Text:
Package: zabbix-server-mysql
Version: 1:1.6.4-2
Priority: normal
Tags: patch

After testing zabbix server extensively in a lab environment (in a lab
practive I gave out to my students) I've found that under many circunstances
'/etc/init.d/zabbix-server restart' fails to start Zabbix properly.

In the lab environment we had configured the following in zabbix_server.conf:

StartPingers=10
StartDiscoverers=10

This lead to over 40 processes being spawned by zabbix_server. 
However, when the 'stop' action was called the child processes where not
killed on time.  In this case  2 second timeframe defined for the 'restart'
action in the init.d script seems no to be enough time for Zabbix to stop.

To reproduce this just set StartPingers and StartDiscoverers to a very large
value (100), execute the restart action and then look at the process list.
Zabbix_server is either not there or only the (dying) child processes are
there.

Consequently, there is a race condition in which the 'start' action fails
because the zabbix-server is actually stopping all of its childs and the
'stop' action has not yet finished.

I have patched the zabbix script in order to make the 'restart' action more
effectively by:

- (A) introducing a 'running' function to determine if the zabbix-server is up
- (B) introducing a 'force_stop' function to try to kill the server 'the
  hardway'
- changing the '2' second value to a variable (DODTIME) defined in the script
  header. This value could (potentially) be set by sourcing an external
  configuration file (think /etc/default/zabbix-server)

- use function (A) to stop the server only if present (optimisation)
- use function (A) after the server is supposedly stopped to try to determine
  if its running, if it is then try to kill it (using (B))
[ Note: Additionally, there are several functions to detect children and to
kill them too ]

- introduce a 'status' action which makes use of (A)

I've attached a patch to the debian/zabbix-server-pgsql.zabbix-server.init
file used in the package. Please review it and consider it for inclusion in
the package.

These changes could be easily be moved into the zabbix-server psql package.
By the way, why are there two init.d scripts in the sources (one for psql and
one for mysql) when they are exactly the same file? Wouldn't it be better to
use a single file here?

Source records:

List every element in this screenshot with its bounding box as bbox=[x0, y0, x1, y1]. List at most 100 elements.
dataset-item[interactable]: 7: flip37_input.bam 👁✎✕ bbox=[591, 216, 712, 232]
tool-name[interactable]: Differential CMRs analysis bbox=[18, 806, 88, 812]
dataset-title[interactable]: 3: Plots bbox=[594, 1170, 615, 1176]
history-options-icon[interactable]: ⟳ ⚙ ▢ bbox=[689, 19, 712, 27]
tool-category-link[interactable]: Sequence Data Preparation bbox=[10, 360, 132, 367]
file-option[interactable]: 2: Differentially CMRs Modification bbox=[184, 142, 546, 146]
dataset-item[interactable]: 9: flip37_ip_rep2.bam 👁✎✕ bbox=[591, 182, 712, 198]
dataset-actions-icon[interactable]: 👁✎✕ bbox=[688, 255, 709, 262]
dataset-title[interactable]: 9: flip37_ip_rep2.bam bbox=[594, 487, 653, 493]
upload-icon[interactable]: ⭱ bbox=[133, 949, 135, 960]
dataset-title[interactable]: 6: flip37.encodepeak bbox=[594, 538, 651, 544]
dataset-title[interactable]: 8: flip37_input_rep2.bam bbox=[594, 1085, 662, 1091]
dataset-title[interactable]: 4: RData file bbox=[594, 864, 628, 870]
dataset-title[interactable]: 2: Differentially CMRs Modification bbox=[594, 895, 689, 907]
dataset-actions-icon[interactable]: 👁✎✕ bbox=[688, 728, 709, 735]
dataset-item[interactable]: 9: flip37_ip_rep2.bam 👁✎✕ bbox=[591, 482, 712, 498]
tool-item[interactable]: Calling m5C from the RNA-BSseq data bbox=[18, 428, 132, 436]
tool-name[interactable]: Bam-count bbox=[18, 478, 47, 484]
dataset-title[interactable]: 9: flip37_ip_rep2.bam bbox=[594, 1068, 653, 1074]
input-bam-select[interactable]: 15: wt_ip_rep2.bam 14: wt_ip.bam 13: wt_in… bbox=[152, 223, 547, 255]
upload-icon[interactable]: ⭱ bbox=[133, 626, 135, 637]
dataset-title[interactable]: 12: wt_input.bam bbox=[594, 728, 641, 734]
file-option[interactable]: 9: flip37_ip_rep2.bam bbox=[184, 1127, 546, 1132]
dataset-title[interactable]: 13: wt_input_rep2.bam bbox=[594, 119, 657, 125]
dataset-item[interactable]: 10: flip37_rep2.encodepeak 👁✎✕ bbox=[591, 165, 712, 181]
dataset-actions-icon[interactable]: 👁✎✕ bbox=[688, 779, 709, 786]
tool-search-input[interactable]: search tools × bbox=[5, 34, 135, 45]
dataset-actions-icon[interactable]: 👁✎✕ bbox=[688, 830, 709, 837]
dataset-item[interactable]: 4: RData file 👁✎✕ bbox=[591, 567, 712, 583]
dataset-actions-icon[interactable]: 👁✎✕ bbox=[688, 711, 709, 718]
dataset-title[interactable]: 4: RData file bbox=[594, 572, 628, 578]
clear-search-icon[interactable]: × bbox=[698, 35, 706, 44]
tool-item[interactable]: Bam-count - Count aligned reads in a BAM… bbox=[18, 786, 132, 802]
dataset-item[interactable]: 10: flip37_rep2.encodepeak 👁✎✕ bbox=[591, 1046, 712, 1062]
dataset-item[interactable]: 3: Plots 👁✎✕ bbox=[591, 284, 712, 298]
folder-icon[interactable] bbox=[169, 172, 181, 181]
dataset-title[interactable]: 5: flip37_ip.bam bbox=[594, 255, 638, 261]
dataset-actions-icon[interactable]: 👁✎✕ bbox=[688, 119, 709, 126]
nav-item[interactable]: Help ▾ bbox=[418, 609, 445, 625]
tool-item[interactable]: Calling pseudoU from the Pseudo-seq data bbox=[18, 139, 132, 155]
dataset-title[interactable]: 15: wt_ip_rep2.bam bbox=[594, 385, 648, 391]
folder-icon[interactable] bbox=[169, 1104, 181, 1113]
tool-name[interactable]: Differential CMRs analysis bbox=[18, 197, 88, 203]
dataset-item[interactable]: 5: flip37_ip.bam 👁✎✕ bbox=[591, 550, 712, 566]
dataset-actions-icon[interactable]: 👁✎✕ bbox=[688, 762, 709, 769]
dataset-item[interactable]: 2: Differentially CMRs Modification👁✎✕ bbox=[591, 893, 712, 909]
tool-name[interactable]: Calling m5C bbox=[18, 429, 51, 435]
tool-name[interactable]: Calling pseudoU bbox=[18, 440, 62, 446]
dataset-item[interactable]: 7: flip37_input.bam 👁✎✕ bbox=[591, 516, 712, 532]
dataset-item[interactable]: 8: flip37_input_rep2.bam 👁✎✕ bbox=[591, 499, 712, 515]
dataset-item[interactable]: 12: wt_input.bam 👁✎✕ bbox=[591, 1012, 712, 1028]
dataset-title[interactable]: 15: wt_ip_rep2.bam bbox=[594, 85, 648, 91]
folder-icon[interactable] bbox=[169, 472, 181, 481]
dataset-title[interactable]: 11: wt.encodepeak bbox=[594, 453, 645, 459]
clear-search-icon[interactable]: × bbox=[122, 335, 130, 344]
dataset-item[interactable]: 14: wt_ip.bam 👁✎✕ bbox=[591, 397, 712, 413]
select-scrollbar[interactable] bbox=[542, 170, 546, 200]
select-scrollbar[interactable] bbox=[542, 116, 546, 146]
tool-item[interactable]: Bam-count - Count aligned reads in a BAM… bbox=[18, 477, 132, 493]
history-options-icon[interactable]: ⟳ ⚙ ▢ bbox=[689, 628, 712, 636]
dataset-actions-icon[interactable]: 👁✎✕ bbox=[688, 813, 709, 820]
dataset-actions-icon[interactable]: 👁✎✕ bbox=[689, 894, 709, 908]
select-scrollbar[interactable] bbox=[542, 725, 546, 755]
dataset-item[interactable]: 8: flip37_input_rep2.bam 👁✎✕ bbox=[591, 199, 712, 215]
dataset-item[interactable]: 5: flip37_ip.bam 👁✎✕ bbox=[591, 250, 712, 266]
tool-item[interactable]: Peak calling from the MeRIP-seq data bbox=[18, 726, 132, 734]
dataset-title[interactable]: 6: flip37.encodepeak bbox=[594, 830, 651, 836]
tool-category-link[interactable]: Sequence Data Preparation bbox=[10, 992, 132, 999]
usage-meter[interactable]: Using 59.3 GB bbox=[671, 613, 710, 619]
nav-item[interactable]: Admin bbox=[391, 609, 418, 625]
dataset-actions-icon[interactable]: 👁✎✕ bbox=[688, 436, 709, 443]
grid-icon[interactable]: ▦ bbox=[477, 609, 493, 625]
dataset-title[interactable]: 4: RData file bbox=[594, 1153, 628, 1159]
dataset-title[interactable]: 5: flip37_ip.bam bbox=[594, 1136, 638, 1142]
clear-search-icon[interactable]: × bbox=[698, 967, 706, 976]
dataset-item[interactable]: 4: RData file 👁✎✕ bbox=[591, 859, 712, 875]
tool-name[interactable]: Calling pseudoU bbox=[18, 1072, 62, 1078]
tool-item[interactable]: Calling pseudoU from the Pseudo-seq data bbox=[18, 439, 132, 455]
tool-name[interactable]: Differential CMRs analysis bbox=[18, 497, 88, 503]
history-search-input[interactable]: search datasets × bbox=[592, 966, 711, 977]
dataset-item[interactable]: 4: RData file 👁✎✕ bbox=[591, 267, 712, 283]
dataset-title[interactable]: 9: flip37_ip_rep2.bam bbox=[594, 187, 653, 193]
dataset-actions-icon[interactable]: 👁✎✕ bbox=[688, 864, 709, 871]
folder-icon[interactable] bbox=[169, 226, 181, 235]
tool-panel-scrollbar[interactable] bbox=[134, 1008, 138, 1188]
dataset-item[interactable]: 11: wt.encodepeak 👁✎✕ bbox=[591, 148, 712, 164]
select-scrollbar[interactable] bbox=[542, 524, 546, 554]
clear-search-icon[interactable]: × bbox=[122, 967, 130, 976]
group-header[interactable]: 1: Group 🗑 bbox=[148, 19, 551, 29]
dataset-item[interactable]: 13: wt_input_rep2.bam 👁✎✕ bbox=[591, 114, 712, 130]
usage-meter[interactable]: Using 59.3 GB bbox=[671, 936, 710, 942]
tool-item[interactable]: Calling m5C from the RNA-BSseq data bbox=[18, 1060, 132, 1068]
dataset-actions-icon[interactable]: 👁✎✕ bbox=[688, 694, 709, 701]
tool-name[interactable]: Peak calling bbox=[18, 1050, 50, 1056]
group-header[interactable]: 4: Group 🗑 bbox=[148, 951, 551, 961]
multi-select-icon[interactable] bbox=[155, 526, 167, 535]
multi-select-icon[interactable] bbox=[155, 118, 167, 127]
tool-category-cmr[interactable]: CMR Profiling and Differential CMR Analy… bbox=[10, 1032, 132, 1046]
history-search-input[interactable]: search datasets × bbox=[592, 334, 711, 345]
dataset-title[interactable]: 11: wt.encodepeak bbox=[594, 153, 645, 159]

==

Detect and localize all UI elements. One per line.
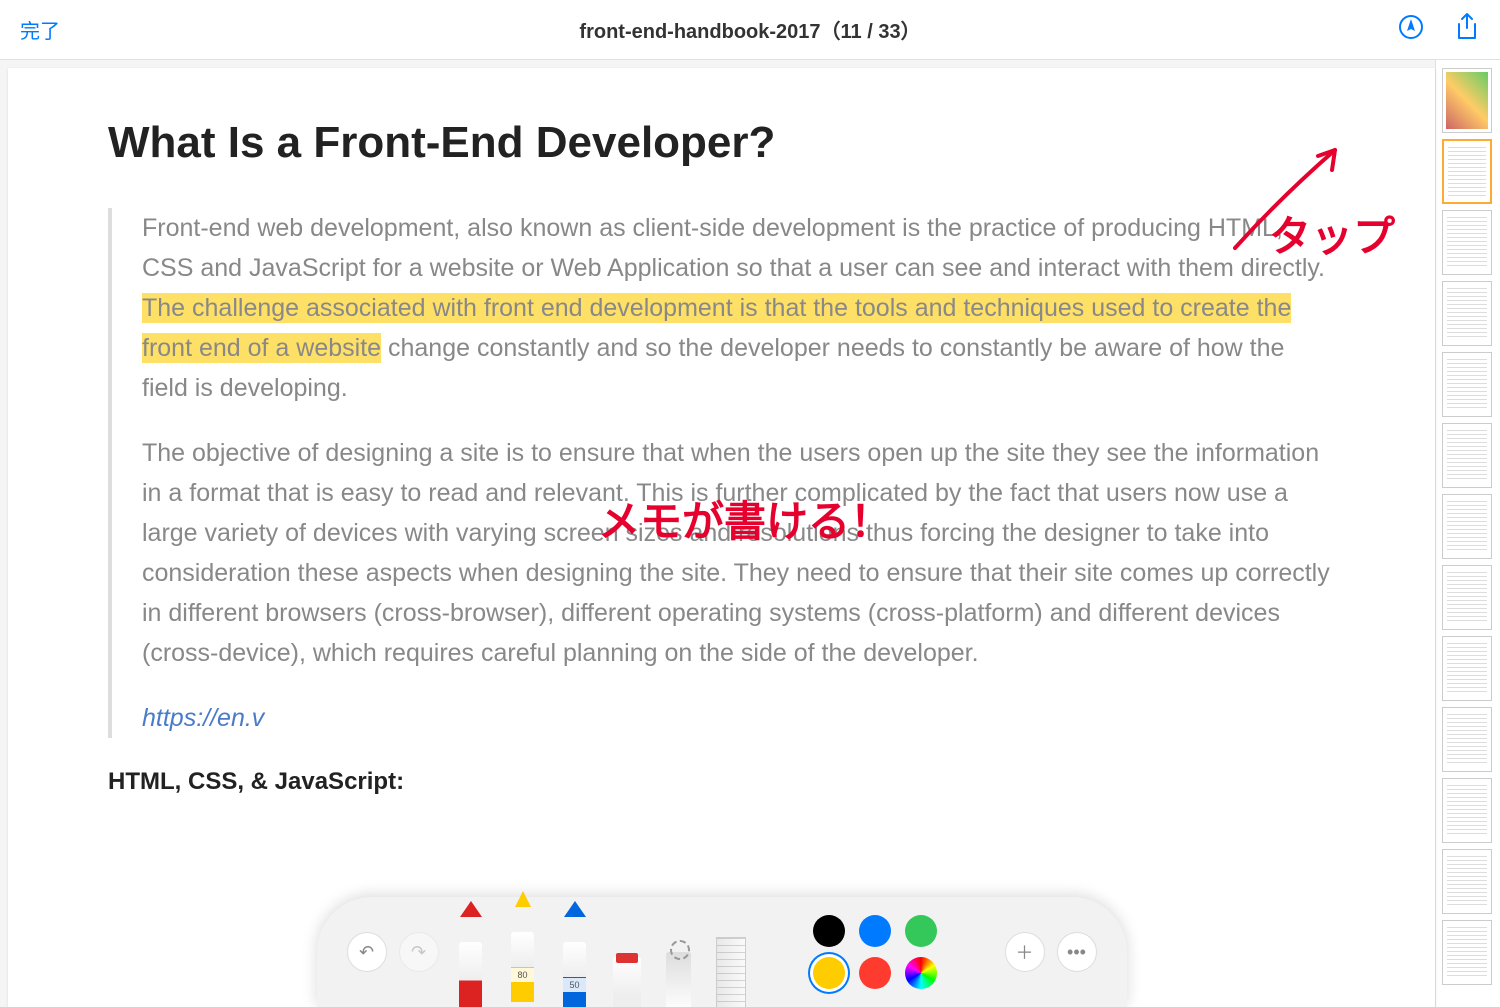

Given exercise 1: Decide whether each statement agrees with the Zabbix bug report, answering yes or no and quoting the words of the text that settle it: (a) The lab setup set both StartPingers and StartDiscoverers to 10. (b) The init.d script gives the 'restart' action five seconds to stop the server. (c) The patch adds a 'status' action.
Given exercise 2: Convert the records, everything from the line containing "List every element" down to the line containing "360, 132, 367]", into a two-column CSV with the columns input and output. Make one row per request, put the request and its answer each in one quoted field, and turn line breaks into spaces.
The text and the records have nothing to do with each other.

Correct result 1:
(a) Yes: "StartPingers=10" and "StartDiscoverers=10"
(b) No: "2 second timeframe defined for the 'restart' action in the init.d script"
(c) Yes: "introduce a 'status' action which makes use of (A)"

Correct result 2:
input,output
"List every element in this screenshot with its bounding box as bbox=[x0, y0, x1, y1]. List at most 100 elements.","dataset-item[interactable]: 7: flip37_input.bam 👁✎✕ bbox=[591, 216, 712, 232] tool-name[interactable]: Differential CMRs analysis bbox=[18, 806, 88, 812] dataset-title[interactable]: 3: Plots bbox=[594, 1170, 615, 1176] history-options-icon[interactable]: ⟳ ⚙ ▢ bbox=[689, 19, 712, 27] tool-category-link[interactable]: Sequence Data Preparation bbox=[10, 360, 132, 367]"